* **THE REQUEST**
All lines holding the string "JSON" are to be shown.

================================

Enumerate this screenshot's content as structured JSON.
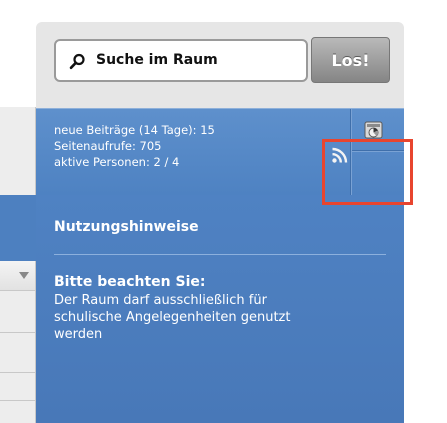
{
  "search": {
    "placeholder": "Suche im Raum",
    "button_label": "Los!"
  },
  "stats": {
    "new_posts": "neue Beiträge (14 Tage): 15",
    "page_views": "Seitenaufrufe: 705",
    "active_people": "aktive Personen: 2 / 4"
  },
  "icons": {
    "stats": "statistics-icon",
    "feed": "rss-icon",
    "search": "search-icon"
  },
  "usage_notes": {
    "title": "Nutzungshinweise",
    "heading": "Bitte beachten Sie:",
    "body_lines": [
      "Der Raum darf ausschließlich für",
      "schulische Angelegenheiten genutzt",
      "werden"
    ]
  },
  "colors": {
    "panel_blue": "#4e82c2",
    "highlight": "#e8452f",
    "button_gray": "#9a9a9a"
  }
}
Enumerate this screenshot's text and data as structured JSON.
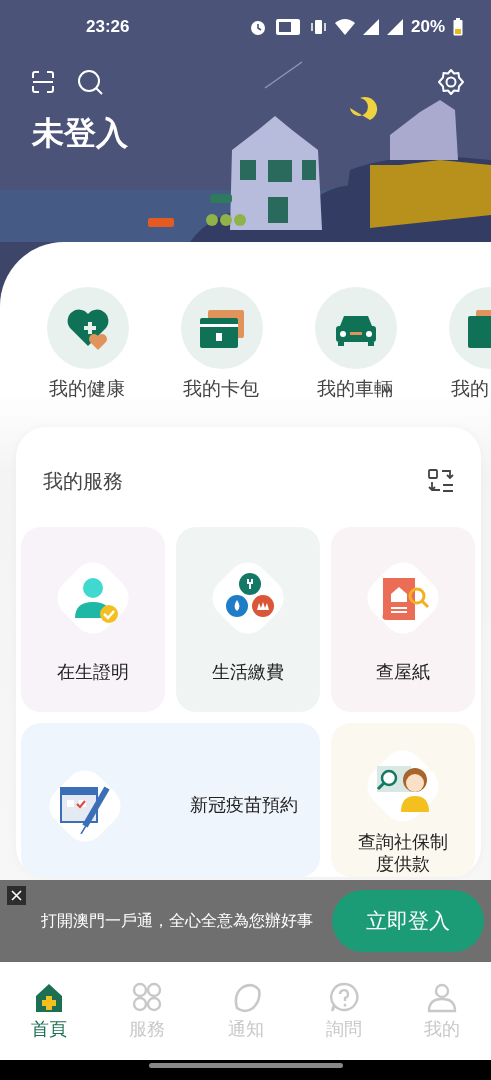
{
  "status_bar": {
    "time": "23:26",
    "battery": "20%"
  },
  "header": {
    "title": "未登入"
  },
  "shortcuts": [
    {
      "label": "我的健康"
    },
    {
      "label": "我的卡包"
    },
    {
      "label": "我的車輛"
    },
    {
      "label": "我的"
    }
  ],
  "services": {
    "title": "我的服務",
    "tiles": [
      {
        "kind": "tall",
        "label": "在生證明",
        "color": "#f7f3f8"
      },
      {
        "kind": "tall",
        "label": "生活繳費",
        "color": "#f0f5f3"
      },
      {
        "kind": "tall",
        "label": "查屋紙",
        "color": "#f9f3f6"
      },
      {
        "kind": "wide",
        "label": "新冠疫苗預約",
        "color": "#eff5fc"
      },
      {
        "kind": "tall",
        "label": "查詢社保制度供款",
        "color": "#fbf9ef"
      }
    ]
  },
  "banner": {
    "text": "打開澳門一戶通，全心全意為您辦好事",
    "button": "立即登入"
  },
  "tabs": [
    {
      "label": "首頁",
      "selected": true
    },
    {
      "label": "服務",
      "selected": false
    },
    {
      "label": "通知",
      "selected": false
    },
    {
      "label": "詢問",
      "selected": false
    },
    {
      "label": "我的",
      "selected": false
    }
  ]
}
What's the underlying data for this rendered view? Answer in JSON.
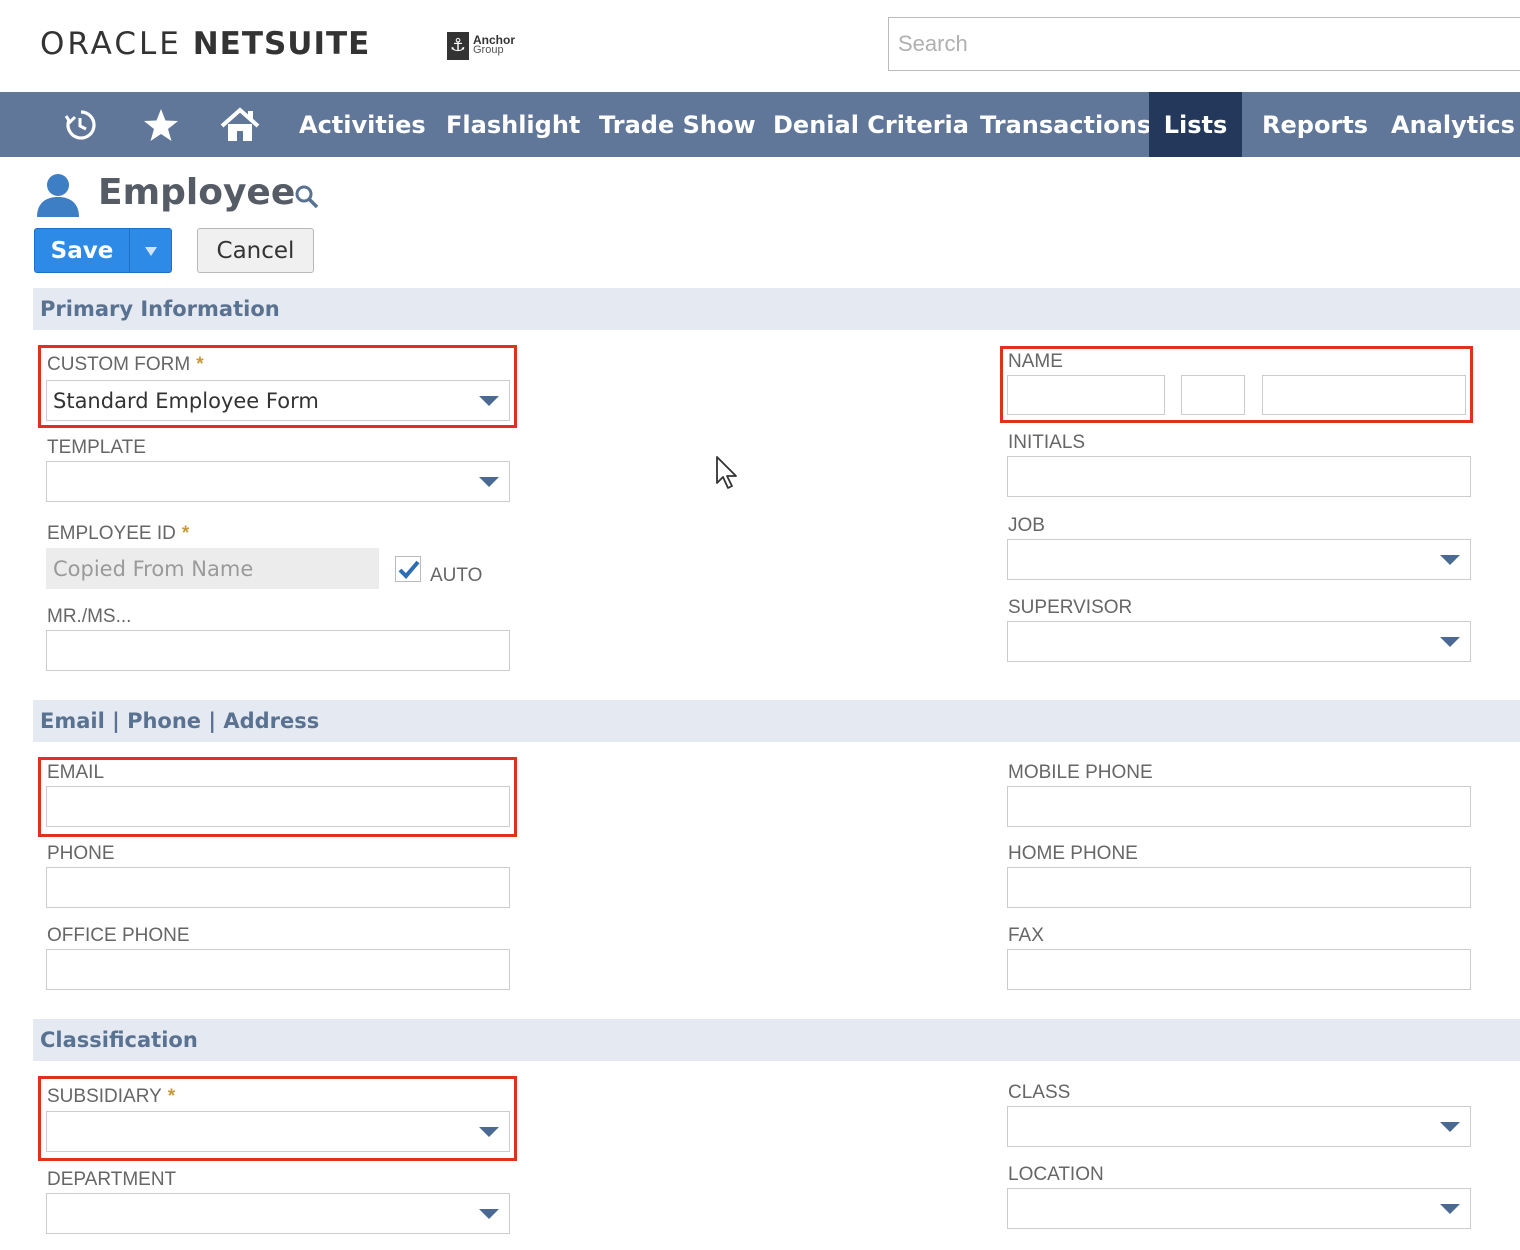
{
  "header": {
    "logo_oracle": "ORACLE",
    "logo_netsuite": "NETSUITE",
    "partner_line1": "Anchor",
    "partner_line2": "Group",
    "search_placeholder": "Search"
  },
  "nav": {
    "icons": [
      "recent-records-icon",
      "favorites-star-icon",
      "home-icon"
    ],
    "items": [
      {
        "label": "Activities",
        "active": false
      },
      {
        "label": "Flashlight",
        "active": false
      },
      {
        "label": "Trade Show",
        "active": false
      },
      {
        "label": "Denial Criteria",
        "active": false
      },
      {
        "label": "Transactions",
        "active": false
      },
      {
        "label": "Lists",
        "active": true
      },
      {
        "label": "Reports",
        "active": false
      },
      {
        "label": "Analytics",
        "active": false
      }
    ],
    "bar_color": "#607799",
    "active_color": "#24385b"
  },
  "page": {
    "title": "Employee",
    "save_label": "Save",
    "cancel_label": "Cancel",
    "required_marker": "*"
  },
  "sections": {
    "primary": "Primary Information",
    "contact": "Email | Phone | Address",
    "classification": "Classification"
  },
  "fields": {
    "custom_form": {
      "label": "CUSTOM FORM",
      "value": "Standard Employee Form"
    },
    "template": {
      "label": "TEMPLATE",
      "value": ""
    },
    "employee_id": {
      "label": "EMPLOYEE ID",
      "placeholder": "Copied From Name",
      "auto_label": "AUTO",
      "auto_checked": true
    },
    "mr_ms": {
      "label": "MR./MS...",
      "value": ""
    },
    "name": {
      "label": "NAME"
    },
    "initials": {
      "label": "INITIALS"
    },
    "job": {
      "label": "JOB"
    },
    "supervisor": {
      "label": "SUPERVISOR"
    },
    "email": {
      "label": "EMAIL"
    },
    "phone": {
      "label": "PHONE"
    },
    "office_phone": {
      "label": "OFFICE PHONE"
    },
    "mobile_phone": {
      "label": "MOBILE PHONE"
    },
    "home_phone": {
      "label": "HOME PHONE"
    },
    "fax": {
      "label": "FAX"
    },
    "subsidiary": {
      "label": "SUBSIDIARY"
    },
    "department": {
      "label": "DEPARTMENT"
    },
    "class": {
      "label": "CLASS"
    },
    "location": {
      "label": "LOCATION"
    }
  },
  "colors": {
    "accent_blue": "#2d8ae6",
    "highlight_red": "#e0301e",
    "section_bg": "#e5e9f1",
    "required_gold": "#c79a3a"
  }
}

================================

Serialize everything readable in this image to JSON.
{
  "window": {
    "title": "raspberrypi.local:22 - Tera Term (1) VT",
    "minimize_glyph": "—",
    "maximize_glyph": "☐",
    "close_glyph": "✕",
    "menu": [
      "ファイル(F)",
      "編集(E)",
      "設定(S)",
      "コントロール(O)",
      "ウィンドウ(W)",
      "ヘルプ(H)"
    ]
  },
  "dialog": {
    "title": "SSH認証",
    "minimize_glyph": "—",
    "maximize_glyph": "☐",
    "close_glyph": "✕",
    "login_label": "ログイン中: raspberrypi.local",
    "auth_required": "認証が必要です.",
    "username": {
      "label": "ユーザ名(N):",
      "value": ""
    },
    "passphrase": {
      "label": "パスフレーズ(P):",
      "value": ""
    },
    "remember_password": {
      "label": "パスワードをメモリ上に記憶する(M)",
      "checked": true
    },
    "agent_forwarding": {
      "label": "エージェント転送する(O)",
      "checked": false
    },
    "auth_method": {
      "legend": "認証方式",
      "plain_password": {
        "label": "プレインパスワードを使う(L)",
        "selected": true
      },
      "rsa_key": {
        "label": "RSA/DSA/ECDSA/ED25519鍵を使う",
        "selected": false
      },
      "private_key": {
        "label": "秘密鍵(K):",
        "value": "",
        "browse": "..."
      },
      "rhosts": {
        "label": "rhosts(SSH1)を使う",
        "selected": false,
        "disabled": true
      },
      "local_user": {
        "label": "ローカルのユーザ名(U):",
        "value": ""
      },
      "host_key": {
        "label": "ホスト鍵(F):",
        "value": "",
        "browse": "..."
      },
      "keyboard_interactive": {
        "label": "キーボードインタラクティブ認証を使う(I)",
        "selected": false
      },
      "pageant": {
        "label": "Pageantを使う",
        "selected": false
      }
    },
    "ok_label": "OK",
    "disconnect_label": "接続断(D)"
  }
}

================================

* **PROBLEM SOLUTION**
Enumerate this screenshot's content as structured JSON.
Enumerate this screenshot's text and data as structured JSON.
What's the underlying data for this rendered view? Answer in JSON.
Serialize everything readable in this image to JSON.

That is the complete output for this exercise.